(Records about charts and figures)
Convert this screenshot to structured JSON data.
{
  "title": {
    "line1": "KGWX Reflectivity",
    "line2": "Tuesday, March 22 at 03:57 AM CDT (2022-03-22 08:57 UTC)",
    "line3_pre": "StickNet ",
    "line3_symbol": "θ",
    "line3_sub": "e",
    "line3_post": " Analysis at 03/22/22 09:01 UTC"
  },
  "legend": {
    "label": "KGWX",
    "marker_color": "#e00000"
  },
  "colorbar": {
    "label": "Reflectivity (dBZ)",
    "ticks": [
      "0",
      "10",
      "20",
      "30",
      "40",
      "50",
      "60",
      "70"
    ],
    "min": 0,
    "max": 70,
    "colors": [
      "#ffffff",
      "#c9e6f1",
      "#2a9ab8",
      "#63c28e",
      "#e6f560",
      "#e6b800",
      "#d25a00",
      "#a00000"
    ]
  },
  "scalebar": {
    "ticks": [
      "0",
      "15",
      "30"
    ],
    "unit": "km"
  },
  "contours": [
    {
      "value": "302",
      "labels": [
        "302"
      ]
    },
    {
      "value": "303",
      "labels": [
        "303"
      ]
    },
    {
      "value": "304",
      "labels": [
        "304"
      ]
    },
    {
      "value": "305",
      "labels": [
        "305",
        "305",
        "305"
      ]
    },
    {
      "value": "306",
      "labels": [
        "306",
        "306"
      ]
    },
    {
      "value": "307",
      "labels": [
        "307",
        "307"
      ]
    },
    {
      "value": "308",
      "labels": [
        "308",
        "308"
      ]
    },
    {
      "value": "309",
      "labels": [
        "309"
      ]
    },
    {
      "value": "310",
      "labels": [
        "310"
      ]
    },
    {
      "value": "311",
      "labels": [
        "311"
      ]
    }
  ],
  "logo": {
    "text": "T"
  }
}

• **What is being asked**: Collect each line above holding the string "value".

• **Answer for the task**:
      "value": "302",
      "value": "303",
      "value": "304",
      "value": "305",
      "value": "306",
      "value": "307",
      "value": "308",
      "value": "309",
      "value": "310",
      "value": "311",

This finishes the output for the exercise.